Problem to work on -
Identify all lines in the data containing the string "Content". Copy them out.

Dataset extract -
——

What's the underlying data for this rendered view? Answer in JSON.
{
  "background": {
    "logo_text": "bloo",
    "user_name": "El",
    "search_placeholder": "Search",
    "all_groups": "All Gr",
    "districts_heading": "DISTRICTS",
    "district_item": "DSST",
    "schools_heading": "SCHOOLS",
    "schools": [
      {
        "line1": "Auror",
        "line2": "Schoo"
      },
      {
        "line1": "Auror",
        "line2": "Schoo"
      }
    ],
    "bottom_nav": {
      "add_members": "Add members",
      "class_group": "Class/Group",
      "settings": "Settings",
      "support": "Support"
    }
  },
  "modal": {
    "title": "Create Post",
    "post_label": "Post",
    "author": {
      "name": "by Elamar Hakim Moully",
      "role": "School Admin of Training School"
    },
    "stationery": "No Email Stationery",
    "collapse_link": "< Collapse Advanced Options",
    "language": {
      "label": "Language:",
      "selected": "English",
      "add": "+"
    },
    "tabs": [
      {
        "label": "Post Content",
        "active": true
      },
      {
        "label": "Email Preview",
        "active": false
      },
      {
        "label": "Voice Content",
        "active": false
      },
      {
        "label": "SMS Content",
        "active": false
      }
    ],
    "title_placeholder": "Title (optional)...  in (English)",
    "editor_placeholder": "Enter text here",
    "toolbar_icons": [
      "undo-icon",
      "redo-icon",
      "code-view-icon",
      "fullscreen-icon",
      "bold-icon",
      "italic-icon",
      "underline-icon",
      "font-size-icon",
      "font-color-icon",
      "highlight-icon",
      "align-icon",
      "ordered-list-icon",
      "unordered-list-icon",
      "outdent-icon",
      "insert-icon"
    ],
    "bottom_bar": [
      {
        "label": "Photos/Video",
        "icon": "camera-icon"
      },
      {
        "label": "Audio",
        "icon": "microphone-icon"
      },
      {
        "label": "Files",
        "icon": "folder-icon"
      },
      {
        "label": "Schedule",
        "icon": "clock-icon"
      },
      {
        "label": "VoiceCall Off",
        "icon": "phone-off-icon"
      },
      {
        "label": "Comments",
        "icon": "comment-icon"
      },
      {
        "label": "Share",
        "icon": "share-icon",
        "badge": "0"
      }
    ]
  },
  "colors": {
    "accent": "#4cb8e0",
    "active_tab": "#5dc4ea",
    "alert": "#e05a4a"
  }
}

——

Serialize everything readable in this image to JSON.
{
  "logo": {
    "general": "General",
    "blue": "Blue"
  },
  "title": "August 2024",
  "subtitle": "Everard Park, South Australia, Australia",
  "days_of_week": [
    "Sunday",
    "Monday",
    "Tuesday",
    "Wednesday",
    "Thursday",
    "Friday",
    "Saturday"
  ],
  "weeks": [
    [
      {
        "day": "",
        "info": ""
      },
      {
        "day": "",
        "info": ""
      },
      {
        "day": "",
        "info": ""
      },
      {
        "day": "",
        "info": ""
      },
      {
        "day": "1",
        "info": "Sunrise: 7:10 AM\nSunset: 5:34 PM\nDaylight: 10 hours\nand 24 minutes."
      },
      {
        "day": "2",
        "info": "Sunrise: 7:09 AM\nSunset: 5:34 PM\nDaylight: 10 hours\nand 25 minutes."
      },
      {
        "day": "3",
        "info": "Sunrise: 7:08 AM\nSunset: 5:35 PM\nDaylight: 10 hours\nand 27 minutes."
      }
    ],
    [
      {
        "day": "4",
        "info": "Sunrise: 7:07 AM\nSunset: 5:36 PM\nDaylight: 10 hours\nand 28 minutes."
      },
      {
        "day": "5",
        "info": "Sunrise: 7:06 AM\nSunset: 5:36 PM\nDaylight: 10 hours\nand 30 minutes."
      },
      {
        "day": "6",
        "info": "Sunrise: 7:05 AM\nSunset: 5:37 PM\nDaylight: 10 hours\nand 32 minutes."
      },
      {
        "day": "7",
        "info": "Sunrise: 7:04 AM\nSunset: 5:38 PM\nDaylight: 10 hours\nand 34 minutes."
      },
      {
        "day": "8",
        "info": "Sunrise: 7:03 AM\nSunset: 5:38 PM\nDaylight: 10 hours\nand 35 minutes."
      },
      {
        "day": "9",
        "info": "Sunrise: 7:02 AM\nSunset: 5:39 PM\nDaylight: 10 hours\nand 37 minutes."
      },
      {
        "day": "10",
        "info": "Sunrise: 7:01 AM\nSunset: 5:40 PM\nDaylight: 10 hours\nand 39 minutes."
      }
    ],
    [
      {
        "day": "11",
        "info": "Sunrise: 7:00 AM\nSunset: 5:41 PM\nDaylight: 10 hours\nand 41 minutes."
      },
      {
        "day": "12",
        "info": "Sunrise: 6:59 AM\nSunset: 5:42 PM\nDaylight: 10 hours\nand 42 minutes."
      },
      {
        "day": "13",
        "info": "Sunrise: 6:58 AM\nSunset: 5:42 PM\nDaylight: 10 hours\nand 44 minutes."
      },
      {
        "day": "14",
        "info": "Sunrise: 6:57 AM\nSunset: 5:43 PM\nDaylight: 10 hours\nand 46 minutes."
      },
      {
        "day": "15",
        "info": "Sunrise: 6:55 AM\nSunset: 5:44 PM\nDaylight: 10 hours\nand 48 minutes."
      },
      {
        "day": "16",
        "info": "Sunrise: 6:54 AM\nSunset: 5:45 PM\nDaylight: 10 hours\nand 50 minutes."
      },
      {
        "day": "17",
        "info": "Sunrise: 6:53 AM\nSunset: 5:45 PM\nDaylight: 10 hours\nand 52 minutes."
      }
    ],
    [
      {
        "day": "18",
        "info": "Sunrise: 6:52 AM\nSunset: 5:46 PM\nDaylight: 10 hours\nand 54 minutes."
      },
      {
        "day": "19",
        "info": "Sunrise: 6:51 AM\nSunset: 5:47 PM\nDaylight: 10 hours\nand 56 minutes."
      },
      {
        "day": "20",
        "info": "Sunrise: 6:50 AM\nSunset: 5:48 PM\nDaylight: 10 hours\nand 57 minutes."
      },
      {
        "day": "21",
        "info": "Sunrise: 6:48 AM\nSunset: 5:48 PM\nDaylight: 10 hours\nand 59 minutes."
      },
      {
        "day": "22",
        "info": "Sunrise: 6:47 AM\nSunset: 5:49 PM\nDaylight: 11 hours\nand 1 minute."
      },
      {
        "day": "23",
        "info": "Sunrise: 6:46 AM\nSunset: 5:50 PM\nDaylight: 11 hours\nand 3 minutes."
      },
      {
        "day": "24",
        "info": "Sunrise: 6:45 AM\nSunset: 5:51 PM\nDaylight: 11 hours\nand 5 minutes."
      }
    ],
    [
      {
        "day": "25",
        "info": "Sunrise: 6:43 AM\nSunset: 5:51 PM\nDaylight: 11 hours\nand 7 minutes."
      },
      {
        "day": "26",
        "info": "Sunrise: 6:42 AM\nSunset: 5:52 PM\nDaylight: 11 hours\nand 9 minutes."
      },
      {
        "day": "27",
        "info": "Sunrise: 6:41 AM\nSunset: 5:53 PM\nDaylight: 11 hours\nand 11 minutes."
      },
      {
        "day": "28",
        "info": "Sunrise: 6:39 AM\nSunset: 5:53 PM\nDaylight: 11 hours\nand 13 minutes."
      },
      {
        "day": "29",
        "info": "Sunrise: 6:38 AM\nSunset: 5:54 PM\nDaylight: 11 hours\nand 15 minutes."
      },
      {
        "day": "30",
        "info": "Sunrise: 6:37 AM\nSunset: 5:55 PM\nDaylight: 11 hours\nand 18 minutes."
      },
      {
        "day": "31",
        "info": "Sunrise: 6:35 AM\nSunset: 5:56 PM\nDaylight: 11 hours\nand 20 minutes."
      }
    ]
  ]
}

——

Full response -
        "label": "Post Content",
        "label": "Voice Content",
        "label": "SMS Content",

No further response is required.